# Short exercise
Every line below that contains "true" is to be copied.

# Records for this task
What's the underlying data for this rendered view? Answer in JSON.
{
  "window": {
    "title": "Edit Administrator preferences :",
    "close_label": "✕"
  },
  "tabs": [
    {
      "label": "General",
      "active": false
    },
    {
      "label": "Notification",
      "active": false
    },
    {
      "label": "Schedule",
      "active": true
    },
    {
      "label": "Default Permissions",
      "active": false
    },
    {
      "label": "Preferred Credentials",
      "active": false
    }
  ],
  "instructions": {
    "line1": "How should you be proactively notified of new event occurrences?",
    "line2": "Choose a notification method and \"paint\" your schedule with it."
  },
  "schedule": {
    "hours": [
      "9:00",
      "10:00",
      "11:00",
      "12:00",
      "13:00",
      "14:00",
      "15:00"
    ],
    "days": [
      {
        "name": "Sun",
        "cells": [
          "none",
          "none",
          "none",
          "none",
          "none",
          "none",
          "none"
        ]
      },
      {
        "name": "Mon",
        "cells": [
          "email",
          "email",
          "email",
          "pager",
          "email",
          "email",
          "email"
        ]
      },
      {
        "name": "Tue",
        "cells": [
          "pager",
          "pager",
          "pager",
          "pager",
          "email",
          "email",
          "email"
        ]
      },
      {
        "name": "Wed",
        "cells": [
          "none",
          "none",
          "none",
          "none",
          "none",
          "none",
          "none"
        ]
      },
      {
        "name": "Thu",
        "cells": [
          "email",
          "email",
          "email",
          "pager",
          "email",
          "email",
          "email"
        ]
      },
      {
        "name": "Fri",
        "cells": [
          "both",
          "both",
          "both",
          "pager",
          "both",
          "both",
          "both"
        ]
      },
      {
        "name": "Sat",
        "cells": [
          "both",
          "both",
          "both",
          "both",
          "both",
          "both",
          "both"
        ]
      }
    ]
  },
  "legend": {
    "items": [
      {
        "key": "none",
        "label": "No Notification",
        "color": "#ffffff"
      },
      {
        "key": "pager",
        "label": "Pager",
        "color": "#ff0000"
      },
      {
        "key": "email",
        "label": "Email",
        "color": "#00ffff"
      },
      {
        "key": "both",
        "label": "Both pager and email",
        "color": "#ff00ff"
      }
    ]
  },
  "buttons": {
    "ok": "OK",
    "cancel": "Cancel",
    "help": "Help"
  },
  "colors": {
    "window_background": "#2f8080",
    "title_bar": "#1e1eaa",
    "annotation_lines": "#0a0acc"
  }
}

...

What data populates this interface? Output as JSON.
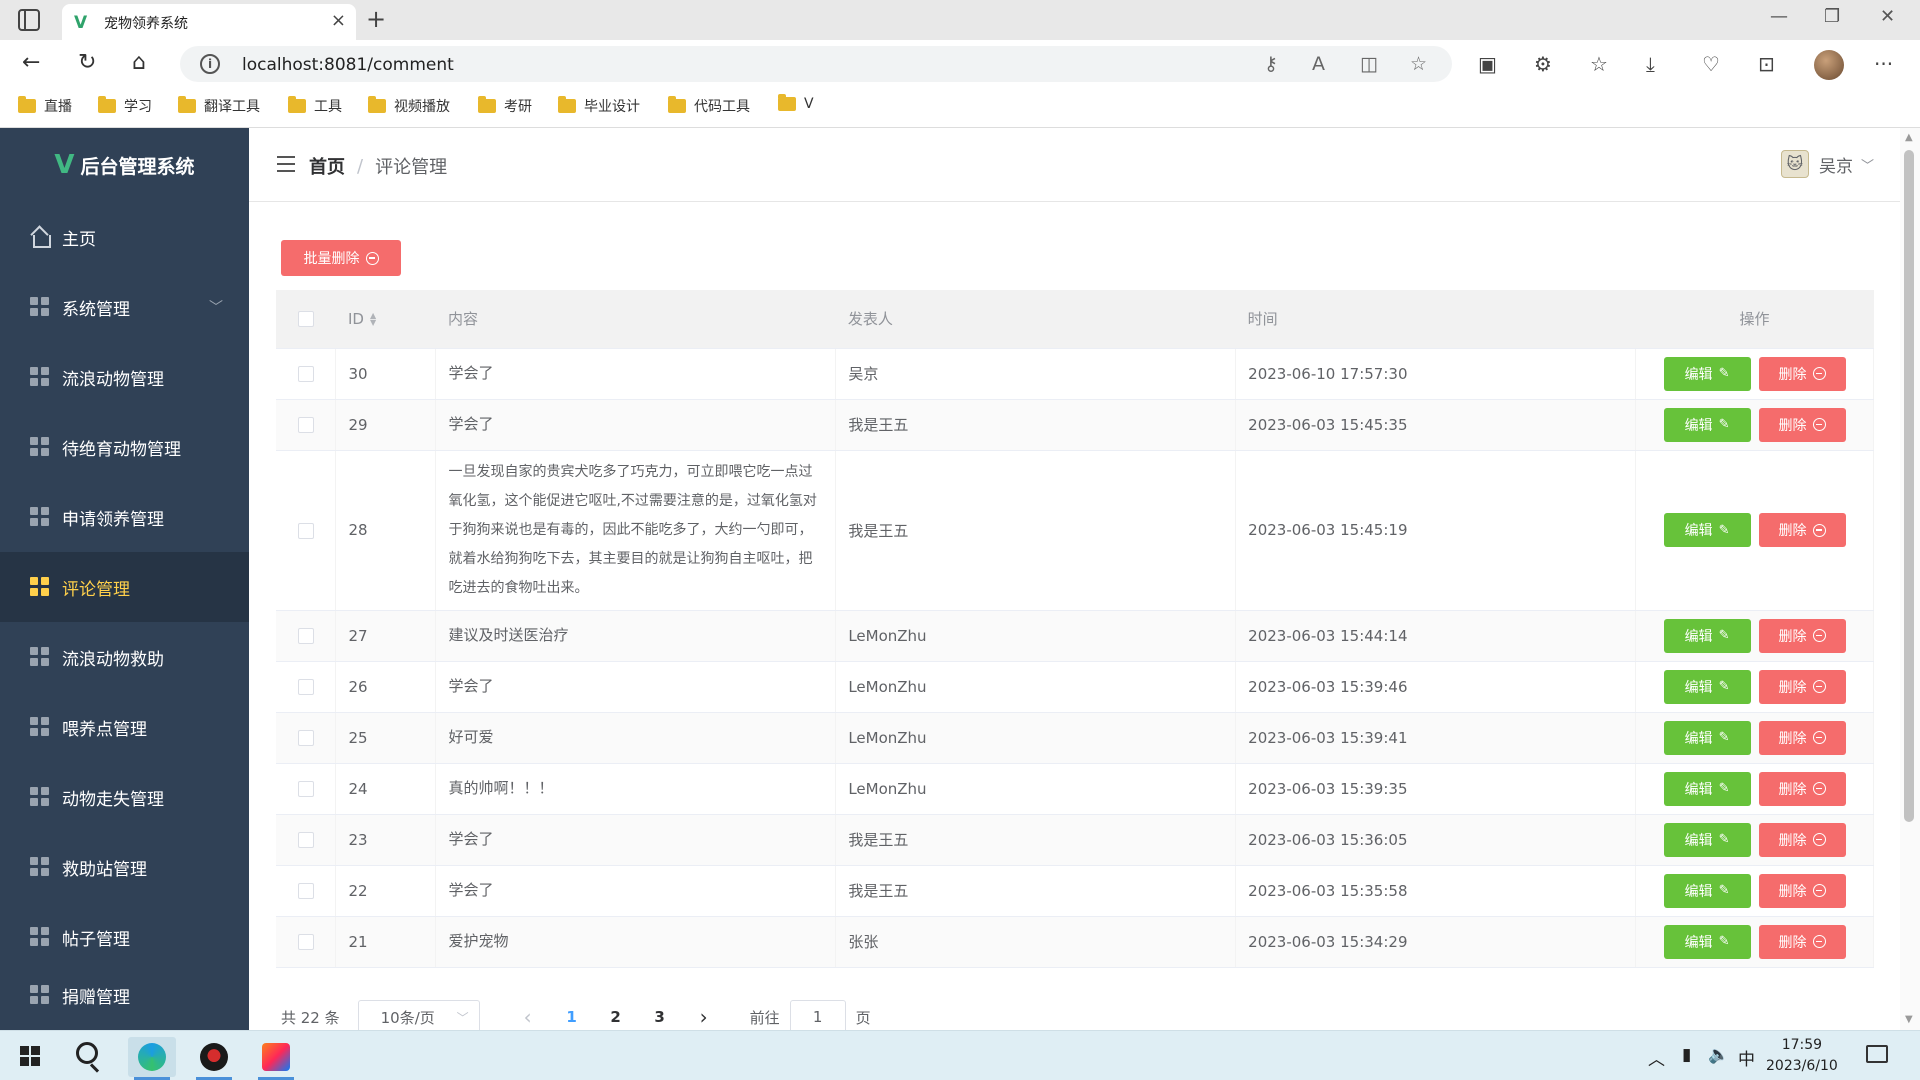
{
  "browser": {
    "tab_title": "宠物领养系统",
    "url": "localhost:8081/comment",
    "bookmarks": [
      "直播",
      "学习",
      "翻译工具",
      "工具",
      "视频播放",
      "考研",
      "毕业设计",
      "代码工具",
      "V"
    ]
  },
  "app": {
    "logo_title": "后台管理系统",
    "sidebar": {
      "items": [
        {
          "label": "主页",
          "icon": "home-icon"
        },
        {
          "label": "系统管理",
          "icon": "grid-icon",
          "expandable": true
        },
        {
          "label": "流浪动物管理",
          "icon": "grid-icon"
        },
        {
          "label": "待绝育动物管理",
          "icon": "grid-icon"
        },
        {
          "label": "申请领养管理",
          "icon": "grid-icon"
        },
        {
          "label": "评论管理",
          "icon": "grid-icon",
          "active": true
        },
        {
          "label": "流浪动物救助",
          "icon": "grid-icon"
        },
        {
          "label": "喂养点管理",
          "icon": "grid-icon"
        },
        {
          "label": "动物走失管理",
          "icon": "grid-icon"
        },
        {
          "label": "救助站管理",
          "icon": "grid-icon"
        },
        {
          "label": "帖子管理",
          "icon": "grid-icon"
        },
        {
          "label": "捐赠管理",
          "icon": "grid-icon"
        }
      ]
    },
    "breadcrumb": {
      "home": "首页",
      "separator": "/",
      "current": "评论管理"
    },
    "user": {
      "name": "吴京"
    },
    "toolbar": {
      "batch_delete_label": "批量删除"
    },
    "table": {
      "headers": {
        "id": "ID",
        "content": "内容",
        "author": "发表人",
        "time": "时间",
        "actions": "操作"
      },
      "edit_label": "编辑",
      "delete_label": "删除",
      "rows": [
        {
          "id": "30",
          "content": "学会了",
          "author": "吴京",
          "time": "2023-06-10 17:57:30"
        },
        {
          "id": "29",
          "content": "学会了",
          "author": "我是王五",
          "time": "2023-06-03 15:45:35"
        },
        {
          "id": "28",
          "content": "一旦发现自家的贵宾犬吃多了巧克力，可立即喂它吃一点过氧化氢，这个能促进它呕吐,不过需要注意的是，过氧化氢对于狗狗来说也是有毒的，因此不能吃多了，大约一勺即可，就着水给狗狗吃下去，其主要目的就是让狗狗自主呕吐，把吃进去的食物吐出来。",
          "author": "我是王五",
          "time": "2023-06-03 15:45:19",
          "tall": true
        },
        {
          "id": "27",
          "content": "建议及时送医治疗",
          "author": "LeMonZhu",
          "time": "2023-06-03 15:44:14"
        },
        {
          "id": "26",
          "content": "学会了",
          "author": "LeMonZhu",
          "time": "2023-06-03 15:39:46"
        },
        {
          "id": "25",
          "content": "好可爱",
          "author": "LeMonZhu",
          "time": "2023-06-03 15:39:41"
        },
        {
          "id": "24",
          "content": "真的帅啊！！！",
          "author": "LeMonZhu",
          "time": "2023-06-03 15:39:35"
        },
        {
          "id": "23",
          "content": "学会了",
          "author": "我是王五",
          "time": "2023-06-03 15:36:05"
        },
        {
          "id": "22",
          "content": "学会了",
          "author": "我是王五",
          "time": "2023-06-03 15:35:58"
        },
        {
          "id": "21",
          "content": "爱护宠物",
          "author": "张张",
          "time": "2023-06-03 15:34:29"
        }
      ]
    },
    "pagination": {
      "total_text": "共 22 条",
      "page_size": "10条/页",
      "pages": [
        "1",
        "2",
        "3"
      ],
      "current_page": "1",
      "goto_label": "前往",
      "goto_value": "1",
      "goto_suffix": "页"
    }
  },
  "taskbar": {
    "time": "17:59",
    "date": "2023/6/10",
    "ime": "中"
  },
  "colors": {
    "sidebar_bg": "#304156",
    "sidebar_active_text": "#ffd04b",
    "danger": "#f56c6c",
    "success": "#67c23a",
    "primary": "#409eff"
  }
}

# Response for this exercise
      "active": true
          "expandable": true
          "active": true
          "tall": true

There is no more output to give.